Begin Material for this exercise
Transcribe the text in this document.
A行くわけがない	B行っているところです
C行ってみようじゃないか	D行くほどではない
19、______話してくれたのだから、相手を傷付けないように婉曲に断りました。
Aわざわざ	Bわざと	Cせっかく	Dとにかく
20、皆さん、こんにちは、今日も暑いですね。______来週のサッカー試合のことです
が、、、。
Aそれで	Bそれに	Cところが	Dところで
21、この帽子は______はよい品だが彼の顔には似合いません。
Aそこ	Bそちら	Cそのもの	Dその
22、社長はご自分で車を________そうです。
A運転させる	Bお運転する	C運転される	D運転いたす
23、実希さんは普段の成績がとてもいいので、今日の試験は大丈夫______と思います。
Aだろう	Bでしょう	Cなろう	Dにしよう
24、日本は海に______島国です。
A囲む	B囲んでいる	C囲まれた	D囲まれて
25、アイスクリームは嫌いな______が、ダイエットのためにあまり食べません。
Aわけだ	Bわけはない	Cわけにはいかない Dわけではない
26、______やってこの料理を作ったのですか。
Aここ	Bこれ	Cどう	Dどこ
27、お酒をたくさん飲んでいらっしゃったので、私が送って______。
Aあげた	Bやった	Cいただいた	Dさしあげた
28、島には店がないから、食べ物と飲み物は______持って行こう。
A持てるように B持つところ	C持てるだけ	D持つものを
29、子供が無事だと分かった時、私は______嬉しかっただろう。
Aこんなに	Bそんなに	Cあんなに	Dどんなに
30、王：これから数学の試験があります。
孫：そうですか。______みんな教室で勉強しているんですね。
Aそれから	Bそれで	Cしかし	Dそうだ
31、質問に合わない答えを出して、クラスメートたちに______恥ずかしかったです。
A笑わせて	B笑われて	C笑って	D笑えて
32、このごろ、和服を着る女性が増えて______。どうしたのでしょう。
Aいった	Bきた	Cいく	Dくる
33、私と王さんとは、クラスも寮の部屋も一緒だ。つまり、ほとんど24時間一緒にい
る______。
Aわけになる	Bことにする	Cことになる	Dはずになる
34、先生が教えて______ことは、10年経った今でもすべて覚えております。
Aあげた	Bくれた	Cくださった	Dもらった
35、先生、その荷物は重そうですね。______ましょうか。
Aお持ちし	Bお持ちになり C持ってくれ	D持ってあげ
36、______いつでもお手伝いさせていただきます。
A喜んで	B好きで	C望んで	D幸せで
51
End Material for this exercise
Stated task
Your task is to repeat the data exactly, with nothing left out.

Solution to this exercise
Transcribe the text in this document.
A行くわけがない	B行っているところです
C行ってみようじゃないか	D行くほどではない
19、______話してくれたのだから、相手を傷付けないように婉曲に断りました。
Aわざわざ	Bわざと	Cせっかく	Dとにかく
20、皆さん、こんにちは、今日も暑いですね。______来週のサッカー試合のことです
が、、、。
Aそれで	Bそれに	Cところが	Dところで
21、この帽子は______はよい品だが彼の顔には似合いません。
Aそこ	Bそちら	Cそのもの	Dその
22、社長はご自分で車を________そうです。
A運転させる	Bお運転する	C運転される	D運転いたす
23、実希さんは普段の成績がとてもいいので、今日の試験は大丈夫______と思います。
Aだろう	Bでしょう	Cなろう	Dにしよう
24、日本は海に______島国です。
A囲む	B囲んでいる	C囲まれた	D囲まれて
25、アイスクリームは嫌いな______が、ダイエットのためにあまり食べません。
Aわけだ	Bわけはない	Cわけにはいかない Dわけではない
26、______やってこの料理を作ったのですか。
Aここ	Bこれ	Cどう	Dどこ
27、お酒をたくさん飲んでいらっしゃったので、私が送って______。
Aあげた	Bやった	Cいただいた	Dさしあげた
28、島には店がないから、食べ物と飲み物は______持って行こう。
A持てるように B持つところ	C持てるだけ	D持つものを
29、子供が無事だと分かった時、私は______嬉しかっただろう。
Aこんなに	Bそんなに	Cあんなに	Dどんなに
30、王：これから数学の試験があります。
孫：そうですか。______みんな教室で勉強しているんですね。
Aそれから	Bそれで	Cしかし	Dそうだ
31、質問に合わない答えを出して、クラスメートたちに______恥ずかしかったです。
A笑わせて	B笑われて	C笑って	D笑えて
32、このごろ、和服を着る女性が増えて______。どうしたのでしょう。
Aいった	Bきた	Cいく	Dくる
33、私と王さんとは、クラスも寮の部屋も一緒だ。つまり、ほとんど24時間一緒にい
る______。
Aわけになる	Bことにする	Cことになる	Dはずになる
34、先生が教えて______ことは、10年経った今でもすべて覚えております。
Aあげた	Bくれた	Cくださった	Dもらった
35、先生、その荷物は重そうですね。______ましょうか。
Aお持ちし	Bお持ちになり C持ってくれ	D持ってあげ
36、______いつでもお手伝いさせていただきます。
A喜んで	B好きで	C望んで	D幸せで
51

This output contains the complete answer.